## Start Provided data

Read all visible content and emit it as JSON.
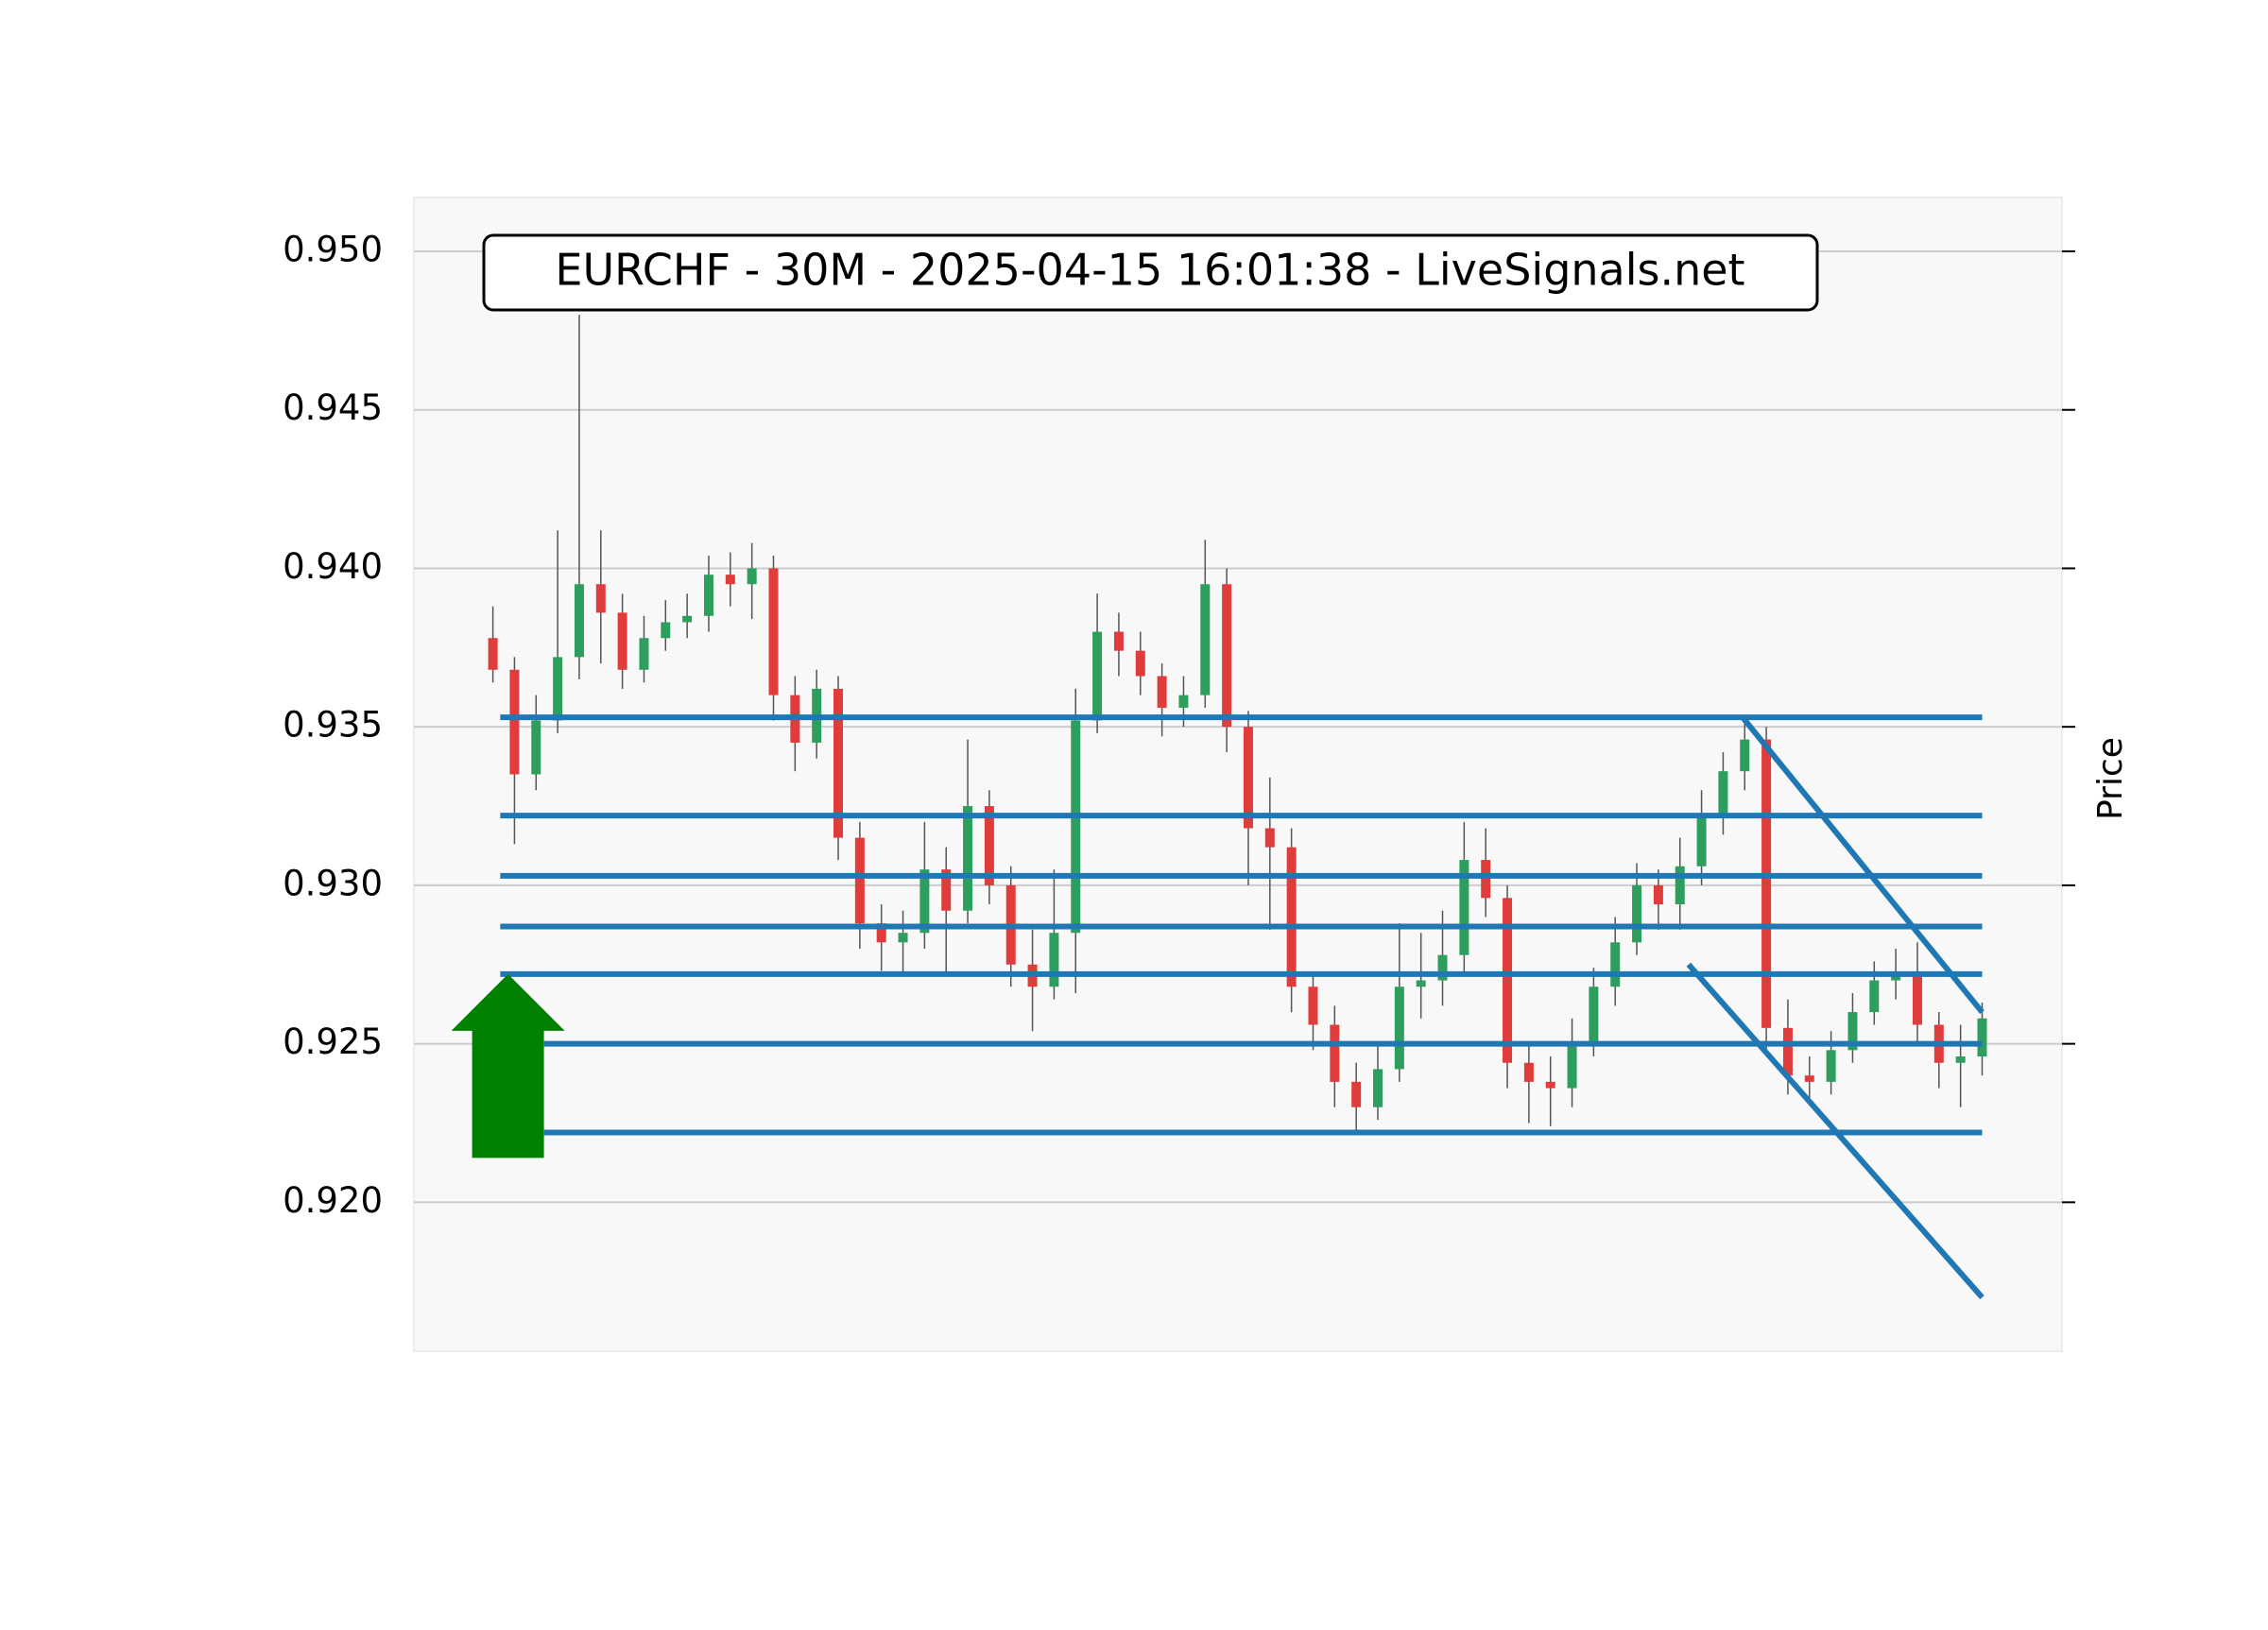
{
  "chart_data": {
    "type": "candlestick",
    "title": "EURCHF - 30M - 2025-04-15 16:01:38 - LiveSignals.net",
    "y_label": "Price",
    "xlim": [
      -3.66,
      72.7
    ],
    "ylim": [
      0.9153,
      0.9517
    ],
    "yticks": [
      {
        "value": 0.92,
        "label": "0.920"
      },
      {
        "value": 0.925,
        "label": "0.925"
      },
      {
        "value": 0.93,
        "label": "0.930"
      },
      {
        "value": 0.935,
        "label": "0.935"
      },
      {
        "value": 0.94,
        "label": "0.940"
      },
      {
        "value": 0.945,
        "label": "0.945"
      },
      {
        "value": 0.95,
        "label": "0.950"
      }
    ],
    "grid": true,
    "up_color": "#2e9e5e",
    "down_color": "#e03c3c",
    "open": [
      0.9378,
      0.9368,
      0.9335,
      0.9352,
      0.9372,
      0.9395,
      0.9386,
      0.9368,
      0.9378,
      0.9383,
      0.9385,
      0.9398,
      0.9395,
      0.94,
      0.936,
      0.9345,
      0.9362,
      0.9315,
      0.9288,
      0.9282,
      0.9285,
      0.9305,
      0.9292,
      0.9325,
      0.93,
      0.9275,
      0.9268,
      0.9285,
      0.9352,
      0.938,
      0.9374,
      0.9366,
      0.9356,
      0.936,
      0.9395,
      0.935,
      0.9318,
      0.9312,
      0.9268,
      0.9256,
      0.9238,
      0.923,
      0.9242,
      0.9268,
      0.927,
      0.9278,
      0.9308,
      0.9296,
      0.9244,
      0.9238,
      0.9236,
      0.925,
      0.9268,
      0.9282,
      0.93,
      0.9294,
      0.9306,
      0.9322,
      0.9336,
      0.9346,
      0.9255,
      0.924,
      0.9238,
      0.9248,
      0.926,
      0.927,
      0.9272,
      0.9256,
      0.9244,
      0.9246
    ],
    "high": [
      0.9388,
      0.9372,
      0.936,
      0.9412,
      0.948,
      0.9412,
      0.9392,
      0.9385,
      0.939,
      0.9392,
      0.9404,
      0.9405,
      0.9408,
      0.9404,
      0.9366,
      0.9368,
      0.9366,
      0.932,
      0.9294,
      0.9292,
      0.932,
      0.9312,
      0.9346,
      0.933,
      0.9306,
      0.9286,
      0.9305,
      0.9362,
      0.9392,
      0.9386,
      0.938,
      0.937,
      0.9366,
      0.9409,
      0.94,
      0.9355,
      0.9334,
      0.9318,
      0.9272,
      0.9262,
      0.9244,
      0.925,
      0.9288,
      0.9285,
      0.9292,
      0.932,
      0.9318,
      0.93,
      0.925,
      0.9246,
      0.9258,
      0.9274,
      0.929,
      0.9307,
      0.9305,
      0.9315,
      0.933,
      0.9342,
      0.9353,
      0.935,
      0.9264,
      0.9246,
      0.9254,
      0.9266,
      0.9276,
      0.928,
      0.9282,
      0.926,
      0.9256,
      0.9263
    ],
    "low": [
      0.9364,
      0.9313,
      0.933,
      0.9348,
      0.9365,
      0.937,
      0.9362,
      0.9364,
      0.9374,
      0.9378,
      0.938,
      0.9388,
      0.9384,
      0.9352,
      0.9336,
      0.934,
      0.9308,
      0.928,
      0.9273,
      0.9272,
      0.928,
      0.9272,
      0.9288,
      0.9294,
      0.9268,
      0.9254,
      0.9264,
      0.9266,
      0.9348,
      0.9366,
      0.936,
      0.9347,
      0.935,
      0.9356,
      0.9342,
      0.93,
      0.9286,
      0.926,
      0.9248,
      0.923,
      0.9222,
      0.9226,
      0.9238,
      0.9258,
      0.9262,
      0.9272,
      0.929,
      0.9236,
      0.9225,
      0.9224,
      0.923,
      0.9246,
      0.9262,
      0.9278,
      0.9286,
      0.9286,
      0.93,
      0.9316,
      0.933,
      0.9246,
      0.9234,
      0.9232,
      0.9234,
      0.9244,
      0.9256,
      0.9264,
      0.925,
      0.9236,
      0.923,
      0.924
    ],
    "close": [
      0.9368,
      0.9335,
      0.9352,
      0.9372,
      0.9395,
      0.9386,
      0.9368,
      0.9378,
      0.9383,
      0.9385,
      0.9398,
      0.9395,
      0.94,
      0.936,
      0.9345,
      0.9362,
      0.9315,
      0.9288,
      0.9282,
      0.9285,
      0.9305,
      0.9292,
      0.9325,
      0.93,
      0.9275,
      0.9268,
      0.9285,
      0.9352,
      0.938,
      0.9374,
      0.9366,
      0.9356,
      0.936,
      0.9395,
      0.935,
      0.9318,
      0.9312,
      0.9268,
      0.9256,
      0.9238,
      0.923,
      0.9242,
      0.9268,
      0.927,
      0.9278,
      0.9308,
      0.9296,
      0.9244,
      0.9238,
      0.9236,
      0.925,
      0.9268,
      0.9282,
      0.93,
      0.9294,
      0.9306,
      0.9322,
      0.9336,
      0.9346,
      0.9255,
      0.924,
      0.9238,
      0.9248,
      0.926,
      0.927,
      0.9272,
      0.9256,
      0.9244,
      0.9246,
      0.9258
    ],
    "line_color": "#1f77b4",
    "levels": [
      {
        "y": 0.9353,
        "x": [
          0.34,
          69
        ]
      },
      {
        "y": 0.9322,
        "x": [
          0.34,
          69
        ]
      },
      {
        "y": 0.9303,
        "x": [
          0.34,
          69
        ]
      },
      {
        "y": 0.9287,
        "x": [
          0.34,
          69
        ]
      },
      {
        "y": 0.9272,
        "x": [
          0.34,
          69
        ]
      },
      {
        "y": 0.925,
        "x": [
          2.37,
          69
        ]
      },
      {
        "y": 0.9222,
        "x": [
          2.37,
          69
        ]
      }
    ],
    "trend_lines": [
      {
        "x": [
          57.9,
          69
        ],
        "y": [
          0.9353,
          0.926
        ]
      },
      {
        "x": [
          55.4,
          69
        ],
        "y": [
          0.9275,
          0.917
        ]
      }
    ],
    "arrow": {
      "direction": "up",
      "x": 0.7,
      "y": 0.9272,
      "y_end": 0.9214,
      "color": "green"
    }
  }
}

## End Provided data

== Work instructions ==
The data above should be repeated exactly, minus any pictures.

== The solution ==
Read all visible content and emit it as JSON.
{
  "chart_data": {
    "type": "candlestick",
    "title": "EURCHF - 30M - 2025-04-15 16:01:38 - LiveSignals.net",
    "y_label": "Price",
    "xlim": [
      -3.66,
      72.7
    ],
    "ylim": [
      0.9153,
      0.9517
    ],
    "yticks": [
      {
        "value": 0.92,
        "label": "0.920"
      },
      {
        "value": 0.925,
        "label": "0.925"
      },
      {
        "value": 0.93,
        "label": "0.930"
      },
      {
        "value": 0.935,
        "label": "0.935"
      },
      {
        "value": 0.94,
        "label": "0.940"
      },
      {
        "value": 0.945,
        "label": "0.945"
      },
      {
        "value": 0.95,
        "label": "0.950"
      }
    ],
    "grid": true,
    "up_color": "#2e9e5e",
    "down_color": "#e03c3c",
    "open": [
      0.9378,
      0.9368,
      0.9335,
      0.9352,
      0.9372,
      0.9395,
      0.9386,
      0.9368,
      0.9378,
      0.9383,
      0.9385,
      0.9398,
      0.9395,
      0.94,
      0.936,
      0.9345,
      0.9362,
      0.9315,
      0.9288,
      0.9282,
      0.9285,
      0.9305,
      0.9292,
      0.9325,
      0.93,
      0.9275,
      0.9268,
      0.9285,
      0.9352,
      0.938,
      0.9374,
      0.9366,
      0.9356,
      0.936,
      0.9395,
      0.935,
      0.9318,
      0.9312,
      0.9268,
      0.9256,
      0.9238,
      0.923,
      0.9242,
      0.9268,
      0.927,
      0.9278,
      0.9308,
      0.9296,
      0.9244,
      0.9238,
      0.9236,
      0.925,
      0.9268,
      0.9282,
      0.93,
      0.9294,
      0.9306,
      0.9322,
      0.9336,
      0.9346,
      0.9255,
      0.924,
      0.9238,
      0.9248,
      0.926,
      0.927,
      0.9272,
      0.9256,
      0.9244,
      0.9246
    ],
    "high": [
      0.9388,
      0.9372,
      0.936,
      0.9412,
      0.948,
      0.9412,
      0.9392,
      0.9385,
      0.939,
      0.9392,
      0.9404,
      0.9405,
      0.9408,
      0.9404,
      0.9366,
      0.9368,
      0.9366,
      0.932,
      0.9294,
      0.9292,
      0.932,
      0.9312,
      0.9346,
      0.933,
      0.9306,
      0.9286,
      0.9305,
      0.9362,
      0.9392,
      0.9386,
      0.938,
      0.937,
      0.9366,
      0.9409,
      0.94,
      0.9355,
      0.9334,
      0.9318,
      0.9272,
      0.9262,
      0.9244,
      0.925,
      0.9288,
      0.9285,
      0.9292,
      0.932,
      0.9318,
      0.93,
      0.925,
      0.9246,
      0.9258,
      0.9274,
      0.929,
      0.9307,
      0.9305,
      0.9315,
      0.933,
      0.9342,
      0.9353,
      0.935,
      0.9264,
      0.9246,
      0.9254,
      0.9266,
      0.9276,
      0.928,
      0.9282,
      0.926,
      0.9256,
      0.9263
    ],
    "low": [
      0.9364,
      0.9313,
      0.933,
      0.9348,
      0.9365,
      0.937,
      0.9362,
      0.9364,
      0.9374,
      0.9378,
      0.938,
      0.9388,
      0.9384,
      0.9352,
      0.9336,
      0.934,
      0.9308,
      0.928,
      0.9273,
      0.9272,
      0.928,
      0.9272,
      0.9288,
      0.9294,
      0.9268,
      0.9254,
      0.9264,
      0.9266,
      0.9348,
      0.9366,
      0.936,
      0.9347,
      0.935,
      0.9356,
      0.9342,
      0.93,
      0.9286,
      0.926,
      0.9248,
      0.923,
      0.9222,
      0.9226,
      0.9238,
      0.9258,
      0.9262,
      0.9272,
      0.929,
      0.9236,
      0.9225,
      0.9224,
      0.923,
      0.9246,
      0.9262,
      0.9278,
      0.9286,
      0.9286,
      0.93,
      0.9316,
      0.933,
      0.9246,
      0.9234,
      0.9232,
      0.9234,
      0.9244,
      0.9256,
      0.9264,
      0.925,
      0.9236,
      0.923,
      0.924
    ],
    "close": [
      0.9368,
      0.9335,
      0.9352,
      0.9372,
      0.9395,
      0.9386,
      0.9368,
      0.9378,
      0.9383,
      0.9385,
      0.9398,
      0.9395,
      0.94,
      0.936,
      0.9345,
      0.9362,
      0.9315,
      0.9288,
      0.9282,
      0.9285,
      0.9305,
      0.9292,
      0.9325,
      0.93,
      0.9275,
      0.9268,
      0.9285,
      0.9352,
      0.938,
      0.9374,
      0.9366,
      0.9356,
      0.936,
      0.9395,
      0.935,
      0.9318,
      0.9312,
      0.9268,
      0.9256,
      0.9238,
      0.923,
      0.9242,
      0.9268,
      0.927,
      0.9278,
      0.9308,
      0.9296,
      0.9244,
      0.9238,
      0.9236,
      0.925,
      0.9268,
      0.9282,
      0.93,
      0.9294,
      0.9306,
      0.9322,
      0.9336,
      0.9346,
      0.9255,
      0.924,
      0.9238,
      0.9248,
      0.926,
      0.927,
      0.9272,
      0.9256,
      0.9244,
      0.9246,
      0.9258
    ],
    "line_color": "#1f77b4",
    "levels": [
      {
        "y": 0.9353,
        "x": [
          0.34,
          69
        ]
      },
      {
        "y": 0.9322,
        "x": [
          0.34,
          69
        ]
      },
      {
        "y": 0.9303,
        "x": [
          0.34,
          69
        ]
      },
      {
        "y": 0.9287,
        "x": [
          0.34,
          69
        ]
      },
      {
        "y": 0.9272,
        "x": [
          0.34,
          69
        ]
      },
      {
        "y": 0.925,
        "x": [
          2.37,
          69
        ]
      },
      {
        "y": 0.9222,
        "x": [
          2.37,
          69
        ]
      }
    ],
    "trend_lines": [
      {
        "x": [
          57.9,
          69
        ],
        "y": [
          0.9353,
          0.926
        ]
      },
      {
        "x": [
          55.4,
          69
        ],
        "y": [
          0.9275,
          0.917
        ]
      }
    ],
    "arrow": {
      "direction": "up",
      "x": 0.7,
      "y": 0.9272,
      "y_end": 0.9214,
      "color": "green"
    }
  }
}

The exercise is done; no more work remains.